Ilona Iłowiecka-Tańska, PhD, Director of Research at the Copernican Revolution Lab
I design studies and development works, using a Learning Sciences theoretical background. I’m interested in exhibits as learning resources. Together with the whole team, I study the way in which our exhibitions at the Copernicus support our visitors in discovering phenomena that have inspired scientists, and how they can be used in teaching. Personally, I find the relationship between understanding natural phenomena and the capability to articulate it to be the most fascinating to study. A big chunk of my work consists of putting scientific findings into work with new educational solutions in Copernicus.
Aneta Gop, PhD, Chief Specialist at the Copernican Revolution Lab
I design and coordinate research on aiding the development of the learning processes in the exhibition space. I am interested in what conditions favour gaining knowledge, not only during incidental contact with the exhibits, but also during longer periods of working with educational sets. I am inspired by most ways of learning, both in children and in adults, but especially by situations where the learner is given freedom and the right to make mistakes.

REQUIREMENTS
1. Reproduce the stretch of the staff profiles from "Ilona Iłowiecka-Tańska, PhD, Director" through "solutions in Copernicus." word for word.
2. According to the staff profiles, what does Ilona Iłowiecka-Tańska personally find the most fascinating to study?
3. Write the next part of the staff profiles, picking up after their final sentence.
The rows come from a separate source and are unrelated to the staff profiles.

DATA LINES
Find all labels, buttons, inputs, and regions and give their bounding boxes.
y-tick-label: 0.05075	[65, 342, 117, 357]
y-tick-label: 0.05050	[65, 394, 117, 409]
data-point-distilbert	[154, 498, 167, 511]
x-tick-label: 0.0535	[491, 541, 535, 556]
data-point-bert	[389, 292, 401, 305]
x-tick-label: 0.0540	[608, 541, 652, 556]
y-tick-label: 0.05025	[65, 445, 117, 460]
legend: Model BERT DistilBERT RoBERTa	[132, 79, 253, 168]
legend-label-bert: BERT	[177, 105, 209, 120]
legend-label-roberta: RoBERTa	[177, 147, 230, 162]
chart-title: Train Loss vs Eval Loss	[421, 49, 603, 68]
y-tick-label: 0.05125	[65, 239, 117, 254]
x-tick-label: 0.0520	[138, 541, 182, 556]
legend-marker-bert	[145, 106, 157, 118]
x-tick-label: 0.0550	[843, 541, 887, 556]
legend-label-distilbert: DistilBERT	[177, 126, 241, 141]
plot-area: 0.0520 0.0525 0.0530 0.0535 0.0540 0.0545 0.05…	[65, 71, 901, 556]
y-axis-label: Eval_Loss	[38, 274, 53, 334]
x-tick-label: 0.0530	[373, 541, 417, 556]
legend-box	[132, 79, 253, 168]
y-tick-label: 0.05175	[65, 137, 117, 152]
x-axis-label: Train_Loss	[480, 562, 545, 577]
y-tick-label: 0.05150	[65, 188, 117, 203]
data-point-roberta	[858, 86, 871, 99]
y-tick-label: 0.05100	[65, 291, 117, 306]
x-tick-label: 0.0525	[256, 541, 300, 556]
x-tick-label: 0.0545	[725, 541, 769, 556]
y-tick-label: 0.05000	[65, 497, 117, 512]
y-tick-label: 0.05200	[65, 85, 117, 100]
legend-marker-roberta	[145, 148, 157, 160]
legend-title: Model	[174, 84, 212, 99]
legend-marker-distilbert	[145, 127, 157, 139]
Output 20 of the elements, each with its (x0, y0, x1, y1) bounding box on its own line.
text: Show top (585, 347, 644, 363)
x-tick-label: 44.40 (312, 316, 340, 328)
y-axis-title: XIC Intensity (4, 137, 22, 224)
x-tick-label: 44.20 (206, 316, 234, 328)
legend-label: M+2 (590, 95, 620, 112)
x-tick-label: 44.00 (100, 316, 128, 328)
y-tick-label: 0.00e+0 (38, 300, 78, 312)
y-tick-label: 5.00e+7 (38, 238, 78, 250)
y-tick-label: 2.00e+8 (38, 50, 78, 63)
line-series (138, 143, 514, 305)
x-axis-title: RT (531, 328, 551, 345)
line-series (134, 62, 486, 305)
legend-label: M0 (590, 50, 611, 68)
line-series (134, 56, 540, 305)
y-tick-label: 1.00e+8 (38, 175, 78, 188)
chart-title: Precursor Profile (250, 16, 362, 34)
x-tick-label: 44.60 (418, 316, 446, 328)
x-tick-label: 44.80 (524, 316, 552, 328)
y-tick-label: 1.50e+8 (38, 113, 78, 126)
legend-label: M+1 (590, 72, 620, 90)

ANSWERS TO THE EXERCISE
1.
Ilona Iłowiecka-Tańska, PhD, Director of Research at the Copernican Revolution Lab
I design studies and development works, using a Learning Sciences theoretical background. I’m interested in exhibits as learning resources. Together with the whole team, I study the way in which our exhibitions at the Copernicus support our visitors in discovering phenomena that have inspired scientists, and how they can be used in teaching. Personally, I find the relationship between understanding natural phenomena and the capability to articulate it to be the most fascinating to study. A big chunk of my work consists of putting scientific findings into work with new educational solutions in Copernicus.

2. The relationship between understanding natural phenomena and the capability to articulate it.

3.
Katarzyna Potęga vel Żabik, Senior Specialist at the Copernican Revolution Lab
I design and conduct studies and processes on research and development in Copernicus. In my line of work, I think the most interesting part is the methodology: how to design studies and what methods to use, so that the achieved data progresses knowledge and makes my colleagues’ jobs easier, e.g. when they design exhibits. I am interested in the character and the quality of our visitors’ experience, both when it comes to making use of specific exhibits, and on the level of memories that stay after their visit in the Centre.
Małgorzata Łukianow, Specialist at the Copernican Revolution Lab
In the Copernicus Science Centre, I am responsible for researching the scientific capital: the practice of students who build the scientific potential. I analyse what is the meaning of science for young people and how partaking in it lessens or enlarges social inequality. I also execute sociological and evaluation studies conducted by Copernicus Science Centre.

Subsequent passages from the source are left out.